REQUIREMENTS
For this exercise, repeat all of the material verbatim apart from its images.

INFORMATION SHOWN
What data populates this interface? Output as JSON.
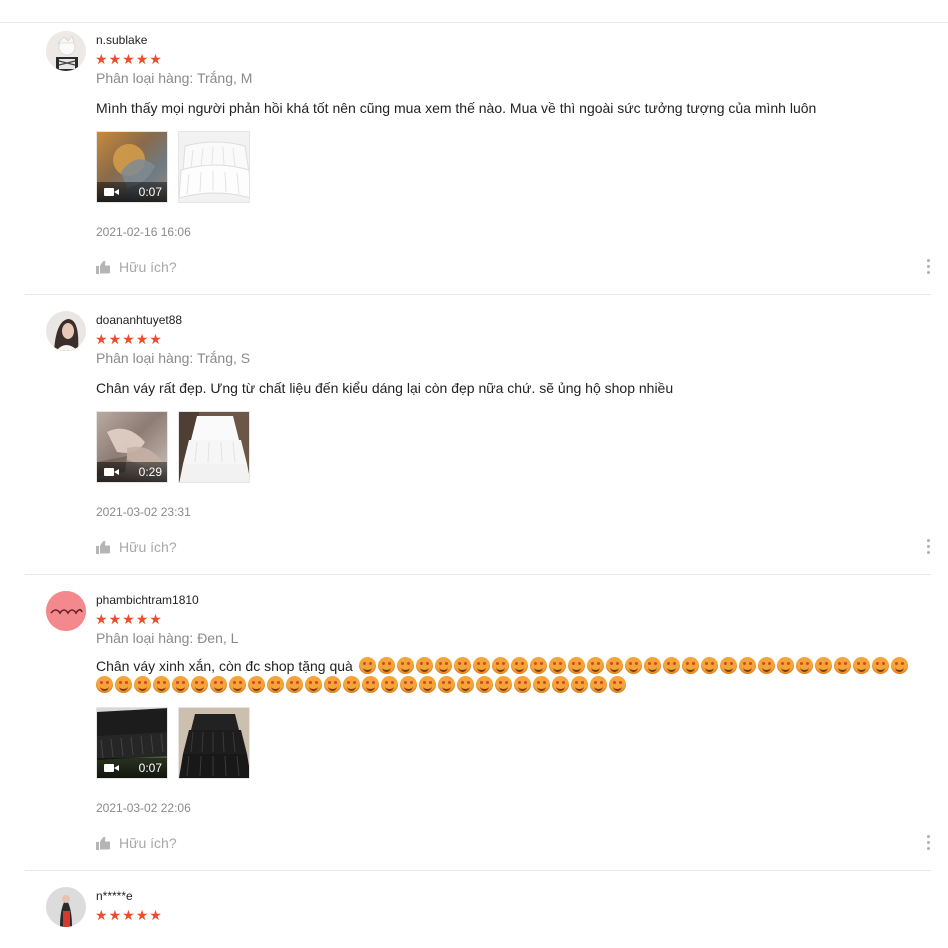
{
  "reviews": [
    {
      "username": "n.sublake",
      "rating": 5,
      "variant": "Phân loại hàng: Trắng, M",
      "comment": "Mình thấy mọi người phản hồi khá tốt nên cũng mua xem thế nào. Mua về thì ngoài sức tưởng tượng của mình luôn",
      "video_duration": "0:07",
      "timestamp": "2021-02-16 16:06",
      "helpful_label": "Hữu ích?"
    },
    {
      "username": "doananhtuyet88",
      "rating": 5,
      "variant": "Phân loại hàng: Trắng, S",
      "comment": "Chân váy rất đẹp. Ưng từ chất liệu đến kiểu dáng lại còn đẹp nữa chứ. sẽ ủng hộ shop nhiều",
      "video_duration": "0:29",
      "timestamp": "2021-03-02 23:31",
      "helpful_label": "Hữu ích?"
    },
    {
      "username": "phambichtram1810",
      "rating": 5,
      "variant": "Phân loại hàng: Đen, L",
      "comment": "Chân váy xinh xắn, còn đc shop tặng quà",
      "emoji_count": 57,
      "emoji_icon": "smiling-face-with-heart-eyes",
      "video_duration": "0:07",
      "timestamp": "2021-03-02 22:06",
      "helpful_label": "Hữu ích?"
    },
    {
      "username": "n*****e",
      "rating": 5
    }
  ],
  "colors": {
    "star": "#ee4d2d",
    "muted_text": "#8a8a8a",
    "separator": "#e8e8e8"
  }
}
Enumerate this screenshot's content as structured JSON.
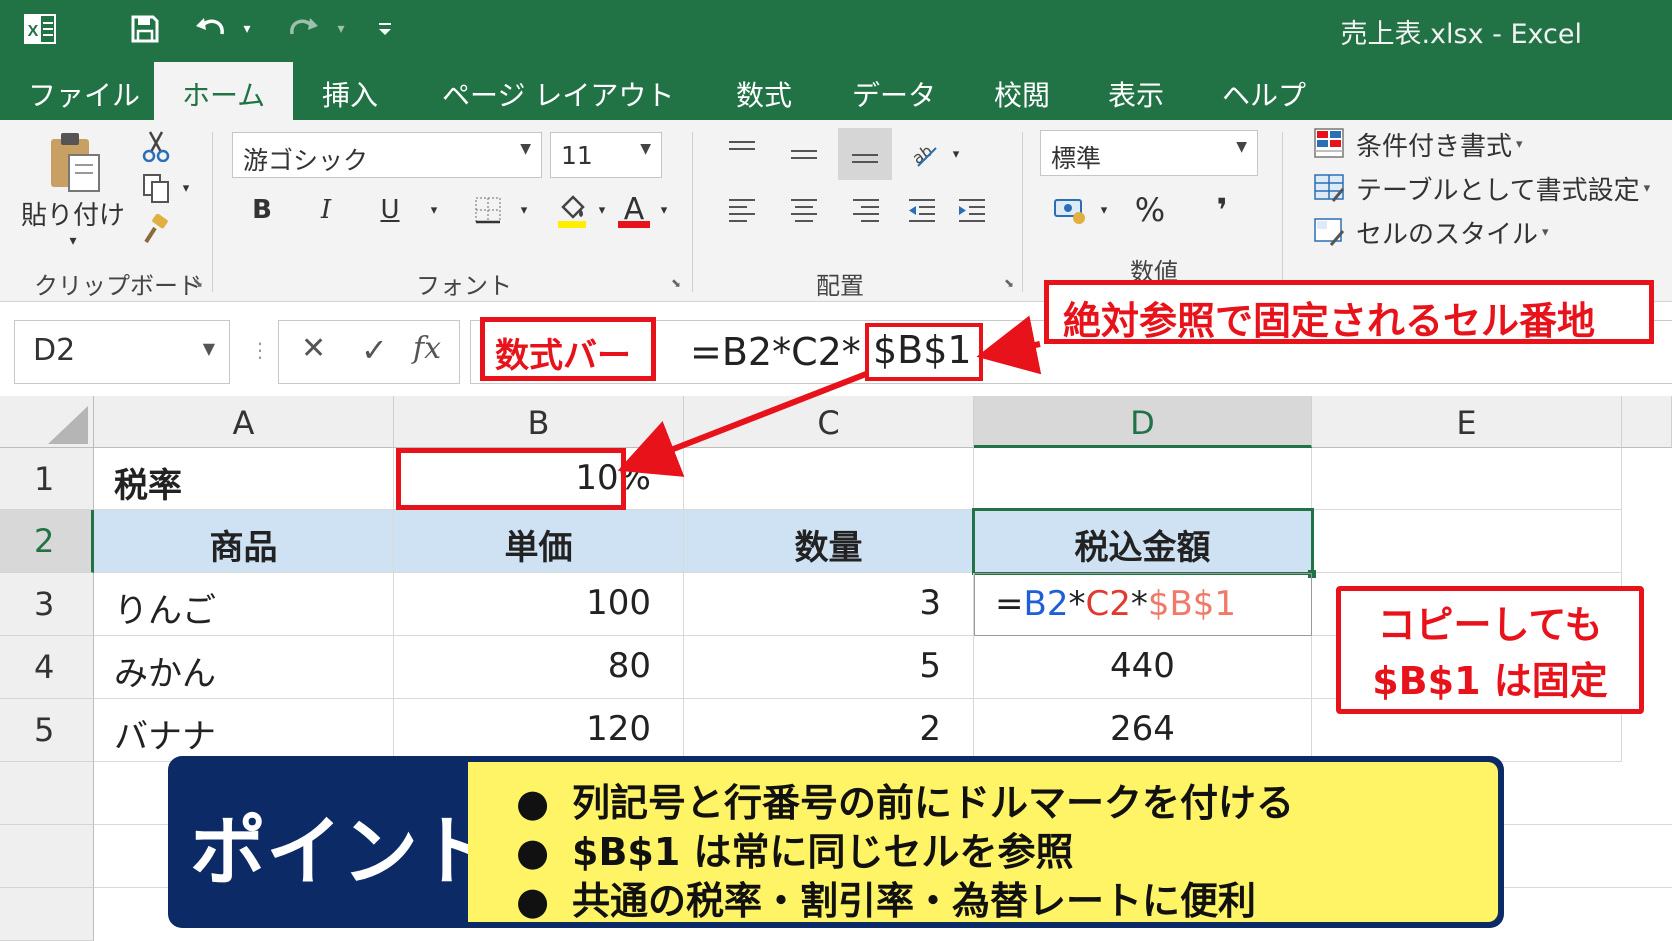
{
  "titlebar": {
    "title": "売上表.xlsx  -  Excel",
    "icons": [
      "excel-logo-icon",
      "save-icon",
      "undo-icon",
      "redo-icon",
      "customize-qat-icon"
    ]
  },
  "tabs": [
    {
      "label": "ファイル"
    },
    {
      "label": "ホーム",
      "active": true
    },
    {
      "label": "挿入"
    },
    {
      "label": "ページ レイアウト"
    },
    {
      "label": "数式"
    },
    {
      "label": "データ"
    },
    {
      "label": "校閲"
    },
    {
      "label": "表示"
    },
    {
      "label": "ヘルプ"
    }
  ],
  "ribbon": {
    "clipboard": {
      "paste_label": "貼り付け",
      "group_label": "クリップボード"
    },
    "font": {
      "font_name": "游ゴシック",
      "font_size": "11",
      "bold": "B",
      "italic": "I",
      "underline": "U",
      "font_color_letter": "A",
      "group_label": "フォント"
    },
    "alignment": {
      "group_label": "配置"
    },
    "number": {
      "format": "標準",
      "percent": "%",
      "comma": "❜",
      "group_label": "数値"
    },
    "styles": {
      "conditional": "条件付き書式",
      "as_table": "テーブルとして書式設定",
      "cell_styles": "セルのスタイル"
    }
  },
  "formula_bar": {
    "name_box": "D2",
    "fx": "fx",
    "cancel": "✕",
    "enter": "✓",
    "formula_prefix": "=B2*C2*",
    "formula_highlight": "$B$1"
  },
  "callouts": {
    "formula_bar_label": "数式バー",
    "absolute_ref_label": "絶対参照で固定されるセル番地",
    "copy_note_line1": "コピーしても",
    "copy_note_line2": "$B$1 は固定"
  },
  "sheet": {
    "columns": [
      "A",
      "B",
      "C",
      "D",
      "E"
    ],
    "rows": [
      "1",
      "2",
      "3",
      "4",
      "5"
    ],
    "r1": {
      "a": "税率",
      "b": "10%"
    },
    "header": {
      "a": "商品",
      "b": "単価",
      "c": "数量",
      "d": "税込金額"
    },
    "data": [
      {
        "a": "りんご",
        "b": "100",
        "c": "3"
      },
      {
        "a": "みかん",
        "b": "80",
        "c": "5",
        "d": "440"
      },
      {
        "a": "バナナ",
        "b": "120",
        "c": "2",
        "d": "264"
      }
    ],
    "d3_formula": {
      "eq": "=",
      "ref1": "B2",
      "op1": "*",
      "ref2": "C2",
      "op2": "*",
      "ref3": "$B$1"
    },
    "colors": {
      "ref1": "#1f5fd6",
      "ref2": "#e03a2f",
      "ref3": "#f07a6a",
      "header_fill": "#cfe2f3",
      "accent": "#217346"
    }
  },
  "point": {
    "title": "ポイント",
    "items": [
      "列記号と行番号の前にドルマークを付ける",
      "$B$1 は常に同じセルを参照",
      "共通の税率・割引率・為替レートに便利"
    ],
    "bullet": "●"
  }
}
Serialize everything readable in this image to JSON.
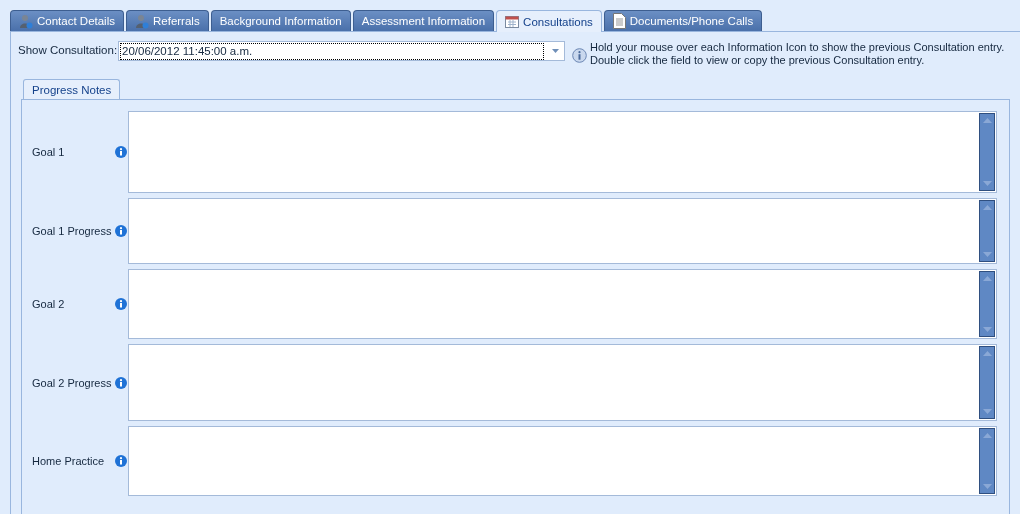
{
  "tabs": [
    {
      "label": "Contact Details",
      "selected": false,
      "kind": "person"
    },
    {
      "label": "Referrals",
      "selected": false,
      "kind": "person"
    },
    {
      "label": "Background Information",
      "selected": false,
      "kind": "plain"
    },
    {
      "label": "Assessment Information",
      "selected": false,
      "kind": "plain"
    },
    {
      "label": "Consultations",
      "selected": true,
      "kind": "calendar"
    },
    {
      "label": "Documents/Phone Calls",
      "selected": false,
      "kind": "document"
    }
  ],
  "show_consultation": {
    "label": "Show Consultation:",
    "value": "20/06/2012 11:45:00 a.m."
  },
  "hint": [
    "Hold your mouse over each Information Icon to show the previous Consultation entry.",
    "Double click the field to view or copy the previous Consultation entry."
  ],
  "inner_tabs": [
    {
      "label": "Progress Notes",
      "selected": true
    }
  ],
  "fields": [
    {
      "label": "Goal 1"
    },
    {
      "label": "Goal 1 Progress"
    },
    {
      "label": "Goal 2"
    },
    {
      "label": "Goal 2 Progress"
    },
    {
      "label": "Home Practice"
    }
  ]
}
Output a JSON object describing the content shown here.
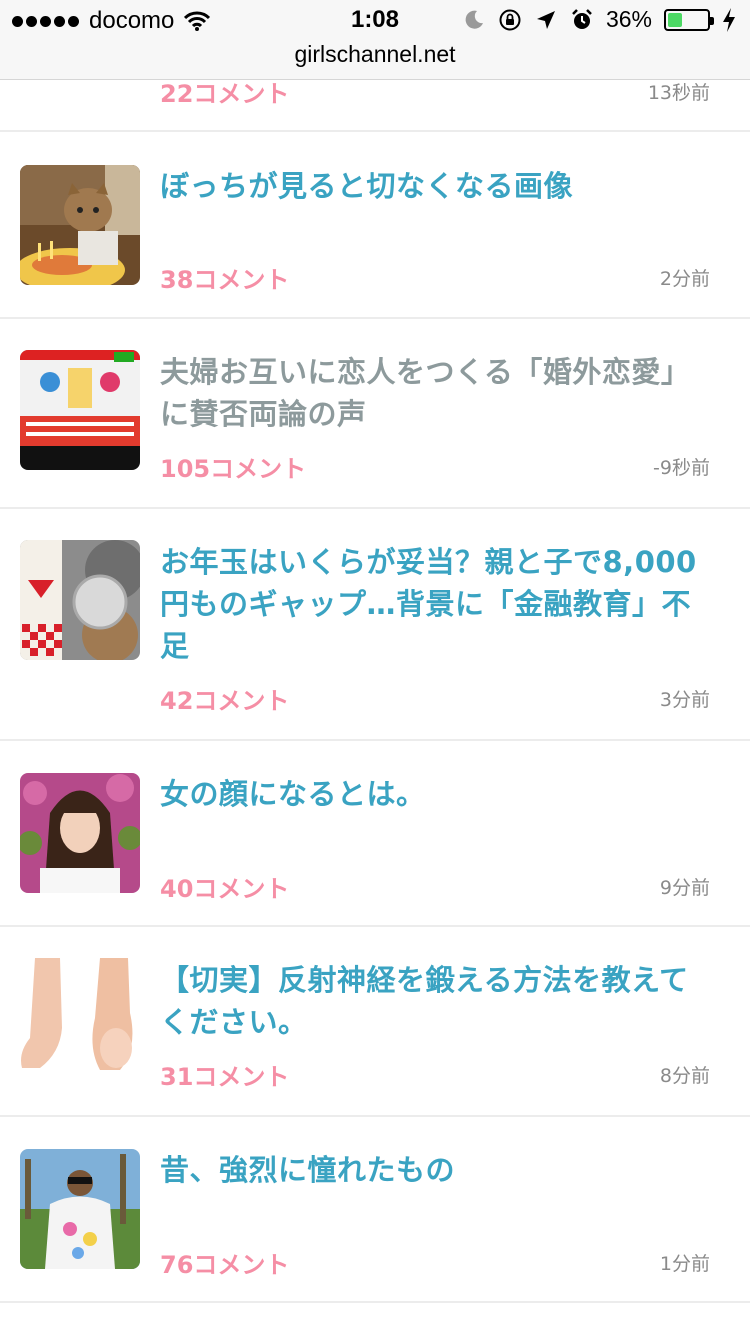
{
  "status": {
    "carrier": "docomo",
    "time": "1:08",
    "battery_percent": "36%",
    "battery_level": 0.36,
    "battery_color": "#4cd964"
  },
  "browser": {
    "url": "girlschannel.net"
  },
  "colors": {
    "title": "#3aa3c2",
    "visited_title": "#8d9a9c",
    "comments": "#f58ea5"
  },
  "topics": [
    {
      "title": "",
      "comments": "22コメント",
      "time": "13秒前",
      "visited": false,
      "image": "partial"
    },
    {
      "title": "ぼっちが見ると切なくなる画像",
      "comments": "38コメント",
      "time": "2分前",
      "visited": false,
      "image": "cat-cake"
    },
    {
      "title": "夫婦お互いに恋人をつくる「婚外恋愛」に賛否両論の声",
      "comments": "105コメント",
      "time": "-9秒前",
      "visited": true,
      "image": "tv-caption"
    },
    {
      "title": "お年玉はいくらが妥当？親と子で8,000円ものギャップ…背景に「金融教育」不足",
      "comments": "42コメント",
      "time": "3分前",
      "visited": false,
      "image": "coins"
    },
    {
      "title": "女の顔になるとは。",
      "comments": "40コメント",
      "time": "9分前",
      "visited": false,
      "image": "woman"
    },
    {
      "title": "【切実】反射神経を鍛える方法を教えてください。",
      "comments": "31コメント",
      "time": "8分前",
      "visited": false,
      "image": "feet"
    },
    {
      "title": "昔、強烈に憧れたもの",
      "comments": "76コメント",
      "time": "1分前",
      "visited": false,
      "image": "man-shirt"
    }
  ]
}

RESULT FOR THIS TASK
What data populates this interface? Output as JSON.
{
  "reviews": [
    {
      "username": "n.sublake",
      "rating": 5,
      "variant": "Phân loại hàng: Trắng, M",
      "comment": "Mình thấy mọi người phản hồi khá tốt nên cũng mua xem thế nào. Mua về thì ngoài sức tưởng tượng của mình luôn",
      "video_duration": "0:07",
      "timestamp": "2021-02-16 16:06",
      "helpful_label": "Hữu ích?"
    },
    {
      "username": "doananhtuyet88",
      "rating": 5,
      "variant": "Phân loại hàng: Trắng, S",
      "comment": "Chân váy rất đẹp. Ưng từ chất liệu đến kiểu dáng lại còn đẹp nữa chứ. sẽ ủng hộ shop nhiều",
      "video_duration": "0:29",
      "timestamp": "2021-03-02 23:31",
      "helpful_label": "Hữu ích?"
    },
    {
      "username": "phambichtram1810",
      "rating": 5,
      "variant": "Phân loại hàng: Đen, L",
      "comment": "Chân váy xinh xắn, còn đc shop tặng quà",
      "emoji_count": 57,
      "emoji_icon": "smiling-face-with-heart-eyes",
      "video_duration": "0:07",
      "timestamp": "2021-03-02 22:06",
      "helpful_label": "Hữu ích?"
    },
    {
      "username": "n*****e",
      "rating": 5
    }
  ],
  "colors": {
    "star": "#ee4d2d",
    "muted_text": "#8a8a8a",
    "separator": "#e8e8e8"
  }
}
Enumerate this screenshot's content as structured JSON.
{
  "titlebar": {
    "title": "売上表.xlsx  -  Excel",
    "icons": [
      "excel-logo-icon",
      "save-icon",
      "undo-icon",
      "redo-icon",
      "customize-qat-icon"
    ]
  },
  "tabs": [
    {
      "label": "ファイル"
    },
    {
      "label": "ホーム",
      "active": true
    },
    {
      "label": "挿入"
    },
    {
      "label": "ページ レイアウト"
    },
    {
      "label": "数式"
    },
    {
      "label": "データ"
    },
    {
      "label": "校閲"
    },
    {
      "label": "表示"
    },
    {
      "label": "ヘルプ"
    }
  ],
  "ribbon": {
    "clipboard": {
      "paste_label": "貼り付け",
      "group_label": "クリップボード"
    },
    "font": {
      "font_name": "游ゴシック",
      "font_size": "11",
      "bold": "B",
      "italic": "I",
      "underline": "U",
      "font_color_letter": "A",
      "group_label": "フォント"
    },
    "alignment": {
      "group_label": "配置"
    },
    "number": {
      "format": "標準",
      "percent": "%",
      "comma": "❜",
      "group_label": "数値"
    },
    "styles": {
      "conditional": "条件付き書式",
      "as_table": "テーブルとして書式設定",
      "cell_styles": "セルのスタイル"
    }
  },
  "formula_bar": {
    "name_box": "D2",
    "fx": "fx",
    "cancel": "✕",
    "enter": "✓",
    "formula_prefix": "=B2*C2*",
    "formula_highlight": "$B$1"
  },
  "callouts": {
    "formula_bar_label": "数式バー",
    "absolute_ref_label": "絶対参照で固定されるセル番地",
    "copy_note_line1": "コピーしても",
    "copy_note_line2": "$B$1 は固定"
  },
  "sheet": {
    "columns": [
      "A",
      "B",
      "C",
      "D",
      "E"
    ],
    "rows": [
      "1",
      "2",
      "3",
      "4",
      "5"
    ],
    "r1": {
      "a": "税率",
      "b": "10%"
    },
    "header": {
      "a": "商品",
      "b": "単価",
      "c": "数量",
      "d": "税込金額"
    },
    "data": [
      {
        "a": "りんご",
        "b": "100",
        "c": "3"
      },
      {
        "a": "みかん",
        "b": "80",
        "c": "5",
        "d": "440"
      },
      {
        "a": "バナナ",
        "b": "120",
        "c": "2",
        "d": "264"
      }
    ],
    "d3_formula": {
      "eq": "=",
      "ref1": "B2",
      "op1": "*",
      "ref2": "C2",
      "op2": "*",
      "ref3": "$B$1"
    },
    "colors": {
      "ref1": "#1f5fd6",
      "ref2": "#e03a2f",
      "ref3": "#f07a6a",
      "header_fill": "#cfe2f3",
      "accent": "#217346"
    }
  },
  "point": {
    "title": "ポイント",
    "items": [
      "列記号と行番号の前にドルマークを付ける",
      "$B$1 は常に同じセルを参照",
      "共通の税率・割引率・為替レートに便利"
    ],
    "bullet": "●"
  }
}
Serialize everything readable in this image to JSON.
{
  "tabs": [
    {
      "label": "Contact Details",
      "selected": false,
      "kind": "person"
    },
    {
      "label": "Referrals",
      "selected": false,
      "kind": "person"
    },
    {
      "label": "Background Information",
      "selected": false,
      "kind": "plain"
    },
    {
      "label": "Assessment Information",
      "selected": false,
      "kind": "plain"
    },
    {
      "label": "Consultations",
      "selected": true,
      "kind": "calendar"
    },
    {
      "label": "Documents/Phone Calls",
      "selected": false,
      "kind": "document"
    }
  ],
  "show_consultation": {
    "label": "Show Consultation:",
    "value": "20/06/2012 11:45:00 a.m."
  },
  "hint": [
    "Hold your mouse over each Information Icon to show the previous Consultation entry.",
    "Double click the field to view or copy the previous Consultation entry."
  ],
  "inner_tabs": [
    {
      "label": "Progress Notes",
      "selected": true
    }
  ],
  "fields": [
    {
      "label": "Goal 1"
    },
    {
      "label": "Goal 1 Progress"
    },
    {
      "label": "Goal 2"
    },
    {
      "label": "Goal 2 Progress"
    },
    {
      "label": "Home Practice"
    }
  ]
}
Output a JSON object describing the content shown here.
{
  "status": {
    "carrier": "docomo",
    "time": "1:08",
    "battery_percent": "36%",
    "battery_level": 0.36,
    "battery_color": "#4cd964"
  },
  "browser": {
    "url": "girlschannel.net"
  },
  "colors": {
    "title": "#3aa3c2",
    "visited_title": "#8d9a9c",
    "comments": "#f58ea5"
  },
  "topics": [
    {
      "title": "",
      "comments": "22コメント",
      "time": "13秒前",
      "visited": false,
      "image": "partial"
    },
    {
      "title": "ぼっちが見ると切なくなる画像",
      "comments": "38コメント",
      "time": "2分前",
      "visited": false,
      "image": "cat-cake"
    },
    {
      "title": "夫婦お互いに恋人をつくる「婚外恋愛」に賛否両論の声",
      "comments": "105コメント",
      "time": "-9秒前",
      "visited": true,
      "image": "tv-caption"
    },
    {
      "title": "お年玉はいくらが妥当？親と子で8,000円ものギャップ…背景に「金融教育」不足",
      "comments": "42コメント",
      "time": "3分前",
      "visited": false,
      "image": "coins"
    },
    {
      "title": "女の顔になるとは。",
      "comments": "40コメント",
      "time": "9分前",
      "visited": false,
      "image": "woman"
    },
    {
      "title": "【切実】反射神経を鍛える方法を教えてください。",
      "comments": "31コメント",
      "time": "8分前",
      "visited": false,
      "image": "feet"
    },
    {
      "title": "昔、強烈に憧れたもの",
      "comments": "76コメント",
      "time": "1分前",
      "visited": false,
      "image": "man-shirt"
    }
  ]
}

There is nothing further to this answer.